- Exercise input
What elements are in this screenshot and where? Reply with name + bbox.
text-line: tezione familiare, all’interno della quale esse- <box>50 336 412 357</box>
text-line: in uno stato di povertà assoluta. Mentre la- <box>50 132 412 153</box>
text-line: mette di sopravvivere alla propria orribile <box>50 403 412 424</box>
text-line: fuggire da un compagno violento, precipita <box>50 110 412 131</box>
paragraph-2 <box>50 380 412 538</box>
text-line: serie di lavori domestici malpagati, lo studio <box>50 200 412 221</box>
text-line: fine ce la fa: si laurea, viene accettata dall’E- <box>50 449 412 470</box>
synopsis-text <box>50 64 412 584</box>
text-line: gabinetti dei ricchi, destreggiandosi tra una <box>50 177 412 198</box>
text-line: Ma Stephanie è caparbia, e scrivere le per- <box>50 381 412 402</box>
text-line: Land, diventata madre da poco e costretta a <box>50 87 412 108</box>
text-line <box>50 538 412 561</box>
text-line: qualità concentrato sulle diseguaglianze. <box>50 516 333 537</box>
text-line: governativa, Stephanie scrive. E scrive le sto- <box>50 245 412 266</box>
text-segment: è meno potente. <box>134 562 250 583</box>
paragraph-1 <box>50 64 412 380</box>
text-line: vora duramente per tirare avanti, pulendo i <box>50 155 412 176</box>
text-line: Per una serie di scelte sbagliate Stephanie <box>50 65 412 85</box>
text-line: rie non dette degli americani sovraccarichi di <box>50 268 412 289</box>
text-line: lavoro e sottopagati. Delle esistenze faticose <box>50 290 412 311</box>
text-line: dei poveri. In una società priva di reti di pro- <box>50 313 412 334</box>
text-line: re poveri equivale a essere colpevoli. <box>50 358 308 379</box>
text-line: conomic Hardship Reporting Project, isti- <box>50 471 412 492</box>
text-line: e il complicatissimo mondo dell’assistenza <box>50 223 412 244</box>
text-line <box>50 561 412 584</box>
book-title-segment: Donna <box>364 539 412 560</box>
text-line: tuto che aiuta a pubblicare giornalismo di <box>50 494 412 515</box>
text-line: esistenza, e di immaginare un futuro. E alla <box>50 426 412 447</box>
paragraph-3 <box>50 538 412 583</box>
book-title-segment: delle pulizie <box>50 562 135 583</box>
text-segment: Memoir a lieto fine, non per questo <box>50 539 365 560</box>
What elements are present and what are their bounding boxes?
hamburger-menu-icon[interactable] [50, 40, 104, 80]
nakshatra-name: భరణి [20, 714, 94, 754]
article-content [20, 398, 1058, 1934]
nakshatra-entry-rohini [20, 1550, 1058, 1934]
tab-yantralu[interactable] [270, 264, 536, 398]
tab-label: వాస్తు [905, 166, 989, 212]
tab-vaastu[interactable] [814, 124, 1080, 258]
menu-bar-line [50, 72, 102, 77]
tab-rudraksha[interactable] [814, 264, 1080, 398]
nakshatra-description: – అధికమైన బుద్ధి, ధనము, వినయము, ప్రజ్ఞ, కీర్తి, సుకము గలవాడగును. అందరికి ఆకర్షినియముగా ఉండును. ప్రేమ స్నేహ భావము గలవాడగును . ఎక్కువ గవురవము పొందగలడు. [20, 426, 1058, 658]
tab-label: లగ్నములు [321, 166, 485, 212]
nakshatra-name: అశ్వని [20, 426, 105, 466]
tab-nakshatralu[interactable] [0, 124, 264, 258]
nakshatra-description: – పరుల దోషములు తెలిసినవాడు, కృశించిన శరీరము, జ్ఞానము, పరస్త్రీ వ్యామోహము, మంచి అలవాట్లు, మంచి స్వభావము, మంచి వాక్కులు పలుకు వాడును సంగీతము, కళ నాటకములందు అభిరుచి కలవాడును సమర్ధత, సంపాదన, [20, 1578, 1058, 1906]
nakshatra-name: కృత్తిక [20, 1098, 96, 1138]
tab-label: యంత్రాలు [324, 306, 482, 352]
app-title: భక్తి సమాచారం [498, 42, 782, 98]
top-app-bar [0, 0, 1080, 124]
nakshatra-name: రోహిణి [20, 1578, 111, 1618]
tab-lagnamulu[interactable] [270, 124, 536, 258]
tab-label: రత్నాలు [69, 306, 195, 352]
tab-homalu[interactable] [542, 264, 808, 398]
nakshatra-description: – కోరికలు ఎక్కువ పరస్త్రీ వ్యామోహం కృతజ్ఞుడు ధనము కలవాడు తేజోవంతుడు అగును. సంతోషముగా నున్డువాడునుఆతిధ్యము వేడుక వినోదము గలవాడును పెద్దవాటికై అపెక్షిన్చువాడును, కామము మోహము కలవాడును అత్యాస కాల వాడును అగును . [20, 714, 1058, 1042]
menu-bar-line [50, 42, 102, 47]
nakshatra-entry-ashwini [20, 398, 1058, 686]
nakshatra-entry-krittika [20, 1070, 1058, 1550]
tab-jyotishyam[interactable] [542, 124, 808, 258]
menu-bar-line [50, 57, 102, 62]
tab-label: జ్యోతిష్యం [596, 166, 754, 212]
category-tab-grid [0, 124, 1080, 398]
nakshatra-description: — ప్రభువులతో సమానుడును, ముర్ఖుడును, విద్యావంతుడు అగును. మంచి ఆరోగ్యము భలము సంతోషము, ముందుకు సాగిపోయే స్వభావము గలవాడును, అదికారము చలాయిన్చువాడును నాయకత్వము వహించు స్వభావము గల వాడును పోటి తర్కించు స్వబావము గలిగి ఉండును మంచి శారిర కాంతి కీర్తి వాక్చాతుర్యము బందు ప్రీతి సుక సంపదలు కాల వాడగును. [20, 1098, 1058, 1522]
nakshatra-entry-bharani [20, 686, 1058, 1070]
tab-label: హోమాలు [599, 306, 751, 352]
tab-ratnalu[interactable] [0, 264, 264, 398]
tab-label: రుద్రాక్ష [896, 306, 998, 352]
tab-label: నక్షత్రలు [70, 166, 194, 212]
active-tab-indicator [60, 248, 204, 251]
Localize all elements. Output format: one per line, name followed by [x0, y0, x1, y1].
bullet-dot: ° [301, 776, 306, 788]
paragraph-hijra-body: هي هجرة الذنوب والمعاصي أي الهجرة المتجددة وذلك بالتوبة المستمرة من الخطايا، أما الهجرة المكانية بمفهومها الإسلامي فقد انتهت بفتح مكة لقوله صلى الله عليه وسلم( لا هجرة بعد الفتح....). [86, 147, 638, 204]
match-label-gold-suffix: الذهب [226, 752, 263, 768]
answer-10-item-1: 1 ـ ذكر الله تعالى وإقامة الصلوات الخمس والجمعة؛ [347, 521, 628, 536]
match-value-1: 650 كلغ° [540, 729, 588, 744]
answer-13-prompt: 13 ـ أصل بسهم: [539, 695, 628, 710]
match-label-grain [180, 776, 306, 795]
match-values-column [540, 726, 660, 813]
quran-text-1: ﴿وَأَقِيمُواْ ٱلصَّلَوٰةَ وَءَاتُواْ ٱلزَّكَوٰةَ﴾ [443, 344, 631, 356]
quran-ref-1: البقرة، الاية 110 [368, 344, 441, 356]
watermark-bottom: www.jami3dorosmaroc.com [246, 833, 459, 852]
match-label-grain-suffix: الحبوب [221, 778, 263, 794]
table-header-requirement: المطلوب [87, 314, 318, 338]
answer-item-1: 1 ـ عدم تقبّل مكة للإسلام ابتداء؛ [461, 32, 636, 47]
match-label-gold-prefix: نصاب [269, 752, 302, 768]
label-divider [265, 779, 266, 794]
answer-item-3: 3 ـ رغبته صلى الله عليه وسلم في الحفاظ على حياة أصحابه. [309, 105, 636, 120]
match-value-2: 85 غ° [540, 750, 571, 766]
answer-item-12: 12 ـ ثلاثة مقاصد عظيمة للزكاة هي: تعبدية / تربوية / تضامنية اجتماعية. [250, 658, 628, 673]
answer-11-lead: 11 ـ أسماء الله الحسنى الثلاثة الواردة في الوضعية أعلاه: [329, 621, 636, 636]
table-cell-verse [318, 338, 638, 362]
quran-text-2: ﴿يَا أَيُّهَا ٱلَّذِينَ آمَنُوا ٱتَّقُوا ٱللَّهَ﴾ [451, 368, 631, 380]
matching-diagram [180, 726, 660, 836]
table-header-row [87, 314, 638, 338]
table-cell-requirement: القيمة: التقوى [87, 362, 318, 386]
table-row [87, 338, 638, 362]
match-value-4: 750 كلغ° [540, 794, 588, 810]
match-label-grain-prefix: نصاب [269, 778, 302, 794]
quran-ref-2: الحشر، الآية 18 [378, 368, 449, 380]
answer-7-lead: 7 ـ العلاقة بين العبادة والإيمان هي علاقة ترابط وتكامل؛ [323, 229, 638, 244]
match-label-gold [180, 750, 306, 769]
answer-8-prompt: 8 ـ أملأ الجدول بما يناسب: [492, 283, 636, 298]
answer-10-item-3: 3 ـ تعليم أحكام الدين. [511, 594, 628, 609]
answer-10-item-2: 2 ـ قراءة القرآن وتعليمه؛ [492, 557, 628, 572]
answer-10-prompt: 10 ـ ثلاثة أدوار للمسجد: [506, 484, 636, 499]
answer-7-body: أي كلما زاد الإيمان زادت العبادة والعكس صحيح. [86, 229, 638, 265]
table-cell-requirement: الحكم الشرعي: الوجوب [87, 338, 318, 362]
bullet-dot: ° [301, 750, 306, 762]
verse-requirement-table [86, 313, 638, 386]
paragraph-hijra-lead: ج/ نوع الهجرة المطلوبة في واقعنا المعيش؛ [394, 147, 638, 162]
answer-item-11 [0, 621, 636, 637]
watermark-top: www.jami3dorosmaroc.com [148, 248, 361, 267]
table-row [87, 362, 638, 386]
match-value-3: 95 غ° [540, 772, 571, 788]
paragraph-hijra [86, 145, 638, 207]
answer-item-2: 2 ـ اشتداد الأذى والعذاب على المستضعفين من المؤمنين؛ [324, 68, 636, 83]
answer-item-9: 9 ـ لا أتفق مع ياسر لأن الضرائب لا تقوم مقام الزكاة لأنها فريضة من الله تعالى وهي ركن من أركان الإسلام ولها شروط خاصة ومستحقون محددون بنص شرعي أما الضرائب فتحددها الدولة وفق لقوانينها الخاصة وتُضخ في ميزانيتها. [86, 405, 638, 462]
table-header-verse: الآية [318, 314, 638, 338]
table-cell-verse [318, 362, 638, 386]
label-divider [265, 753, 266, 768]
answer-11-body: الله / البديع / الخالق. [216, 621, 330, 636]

- Task requirements
Reproduce the items verbatim, starting at the beginning of the items and ending at the line that contains "text-line: conomic Hardship", with both ends included.

- Exercise solution
What elements are in this screenshot and where? Reply with name + bbox.
text-line: tezione familiare, all’interno della quale esse- <box>50 336 412 357</box>
text-line: in uno stato di povertà assoluta. Mentre la- <box>50 132 412 153</box>
text-line: mette di sopravvivere alla propria orribile <box>50 403 412 424</box>
text-line: fuggire da un compagno violento, precipita <box>50 110 412 131</box>
paragraph-2 <box>50 380 412 538</box>
text-line: serie di lavori domestici malpagati, lo studio <box>50 200 412 221</box>
text-line: fine ce la fa: si laurea, viene accettata dall’E- <box>50 449 412 470</box>
synopsis-text <box>50 64 412 584</box>
text-line: gabinetti dei ricchi, destreggiandosi tra una <box>50 177 412 198</box>
text-line: Ma Stephanie è caparbia, e scrivere le per- <box>50 381 412 402</box>
text-line: Land, diventata madre da poco e costretta a <box>50 87 412 108</box>
text-line <box>50 538 412 561</box>
text-line: qualità concentrato sulle diseguaglianze. <box>50 516 333 537</box>
text-line: governativa, Stephanie scrive. E scrive le sto- <box>50 245 412 266</box>
text-segment: è meno potente. <box>134 562 250 583</box>
paragraph-1 <box>50 64 412 380</box>
text-line: vora duramente per tirare avanti, pulendo i <box>50 155 412 176</box>
text-line: Per una serie di scelte sbagliate Stephanie <box>50 65 412 85</box>
text-line: rie non dette degli americani sovraccarichi di <box>50 268 412 289</box>
text-line: lavoro e sottopagati. Delle esistenze faticose <box>50 290 412 311</box>
text-line: dei poveri. In una società priva di reti di pro- <box>50 313 412 334</box>
text-line: re poveri equivale a essere colpevoli. <box>50 358 308 379</box>
text-line: conomic Hardship Reporting Project, isti- <box>50 471 412 492</box>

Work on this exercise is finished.